# [Task material]
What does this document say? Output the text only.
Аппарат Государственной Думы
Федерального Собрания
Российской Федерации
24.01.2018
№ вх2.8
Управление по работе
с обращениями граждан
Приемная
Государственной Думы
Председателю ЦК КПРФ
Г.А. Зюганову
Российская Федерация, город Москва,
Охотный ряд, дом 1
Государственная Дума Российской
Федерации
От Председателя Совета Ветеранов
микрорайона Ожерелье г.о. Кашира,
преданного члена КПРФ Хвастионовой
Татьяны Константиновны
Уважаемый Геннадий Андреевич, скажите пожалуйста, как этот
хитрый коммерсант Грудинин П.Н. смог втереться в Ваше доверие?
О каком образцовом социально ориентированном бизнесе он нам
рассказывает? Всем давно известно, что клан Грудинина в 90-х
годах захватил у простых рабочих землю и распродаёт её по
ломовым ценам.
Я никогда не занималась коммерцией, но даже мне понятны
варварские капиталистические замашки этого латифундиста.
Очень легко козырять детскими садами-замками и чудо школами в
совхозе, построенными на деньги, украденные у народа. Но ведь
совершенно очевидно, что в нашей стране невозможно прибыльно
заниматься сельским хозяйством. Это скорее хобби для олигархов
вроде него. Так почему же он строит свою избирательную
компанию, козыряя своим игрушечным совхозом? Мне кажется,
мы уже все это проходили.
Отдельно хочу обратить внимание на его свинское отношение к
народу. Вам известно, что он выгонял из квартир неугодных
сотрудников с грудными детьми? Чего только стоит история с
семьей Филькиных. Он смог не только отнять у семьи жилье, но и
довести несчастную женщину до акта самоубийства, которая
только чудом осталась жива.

# [Short problem]
Return all lines containing "Государственной".

# [Written solution]
Аппарат Государственной Думы
Государственной Думы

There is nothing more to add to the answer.